GIVEN EXERCISE: Write the material out again exactly.
— Start of EXTRACTED MATERIAL —
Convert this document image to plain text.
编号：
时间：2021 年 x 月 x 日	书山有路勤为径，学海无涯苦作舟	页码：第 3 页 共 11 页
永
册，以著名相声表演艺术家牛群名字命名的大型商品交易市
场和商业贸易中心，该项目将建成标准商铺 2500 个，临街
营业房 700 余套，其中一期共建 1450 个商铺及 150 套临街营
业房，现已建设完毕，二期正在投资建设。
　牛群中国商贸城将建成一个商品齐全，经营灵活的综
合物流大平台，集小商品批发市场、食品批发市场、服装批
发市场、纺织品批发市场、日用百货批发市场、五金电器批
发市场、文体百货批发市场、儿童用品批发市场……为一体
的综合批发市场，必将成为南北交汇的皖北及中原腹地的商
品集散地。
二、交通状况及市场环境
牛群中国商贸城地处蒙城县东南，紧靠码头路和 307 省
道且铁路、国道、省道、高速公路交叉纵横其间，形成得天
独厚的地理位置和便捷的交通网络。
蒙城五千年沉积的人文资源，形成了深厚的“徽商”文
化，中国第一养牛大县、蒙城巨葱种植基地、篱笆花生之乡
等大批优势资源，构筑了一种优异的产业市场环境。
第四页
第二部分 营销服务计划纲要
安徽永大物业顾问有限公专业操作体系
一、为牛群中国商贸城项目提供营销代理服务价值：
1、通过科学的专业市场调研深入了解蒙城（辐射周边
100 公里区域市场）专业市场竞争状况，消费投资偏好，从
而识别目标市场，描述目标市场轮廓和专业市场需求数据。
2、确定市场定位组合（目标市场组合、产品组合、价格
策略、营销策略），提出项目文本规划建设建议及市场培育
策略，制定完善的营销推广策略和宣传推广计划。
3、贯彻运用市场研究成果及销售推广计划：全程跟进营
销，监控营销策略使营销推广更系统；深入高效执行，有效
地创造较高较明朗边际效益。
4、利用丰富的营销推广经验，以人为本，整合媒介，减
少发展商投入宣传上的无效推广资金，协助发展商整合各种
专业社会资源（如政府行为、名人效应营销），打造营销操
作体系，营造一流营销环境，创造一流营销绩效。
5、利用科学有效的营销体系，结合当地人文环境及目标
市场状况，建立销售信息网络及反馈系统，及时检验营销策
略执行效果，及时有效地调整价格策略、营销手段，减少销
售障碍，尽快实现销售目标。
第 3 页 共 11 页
— End of EXTRACTED MATERIAL —
SOLUTION BELOW:
Convert this document image to plain text.
编号：
时间：2021 年 x 月 x 日	书山有路勤为径，学海无涯苦作舟	页码：第 3 页 共 11 页
永
册，以著名相声表演艺术家牛群名字命名的大型商品交易市
场和商业贸易中心，该项目将建成标准商铺 2500 个，临街
营业房 700 余套，其中一期共建 1450 个商铺及 150 套临街营
业房，现已建设完毕，二期正在投资建设。
　牛群中国商贸城将建成一个商品齐全，经营灵活的综
合物流大平台，集小商品批发市场、食品批发市场、服装批
发市场、纺织品批发市场、日用百货批发市场、五金电器批
发市场、文体百货批发市场、儿童用品批发市场……为一体
的综合批发市场，必将成为南北交汇的皖北及中原腹地的商
品集散地。
二、交通状况及市场环境
牛群中国商贸城地处蒙城县东南，紧靠码头路和 307 省
道且铁路、国道、省道、高速公路交叉纵横其间，形成得天
独厚的地理位置和便捷的交通网络。
蒙城五千年沉积的人文资源，形成了深厚的“徽商”文
化，中国第一养牛大县、蒙城巨葱种植基地、篱笆花生之乡
等大批优势资源，构筑了一种优异的产业市场环境。
第四页
第二部分 营销服务计划纲要
安徽永大物业顾问有限公专业操作体系
一、为牛群中国商贸城项目提供营销代理服务价值：
1、通过科学的专业市场调研深入了解蒙城（辐射周边
100 公里区域市场）专业市场竞争状况，消费投资偏好，从
而识别目标市场，描述目标市场轮廓和专业市场需求数据。
2、确定市场定位组合（目标市场组合、产品组合、价格
策略、营销策略），提出项目文本规划建设建议及市场培育
策略，制定完善的营销推广策略和宣传推广计划。
3、贯彻运用市场研究成果及销售推广计划：全程跟进营
销，监控营销策略使营销推广更系统；深入高效执行，有效
地创造较高较明朗边际效益。
4、利用丰富的营销推广经验，以人为本，整合媒介，减
少发展商投入宣传上的无效推广资金，协助发展商整合各种
专业社会资源（如政府行为、名人效应营销），打造营销操
作体系，营造一流营销环境，创造一流营销绩效。
5、利用科学有效的营销体系，结合当地人文环境及目标
市场状况，建立销售信息网络及反馈系统，及时检验营销策
略执行效果，及时有效地调整价格策略、营销手段，减少销
售障碍，尽快实现销售目标。
第 3 页 共 11 页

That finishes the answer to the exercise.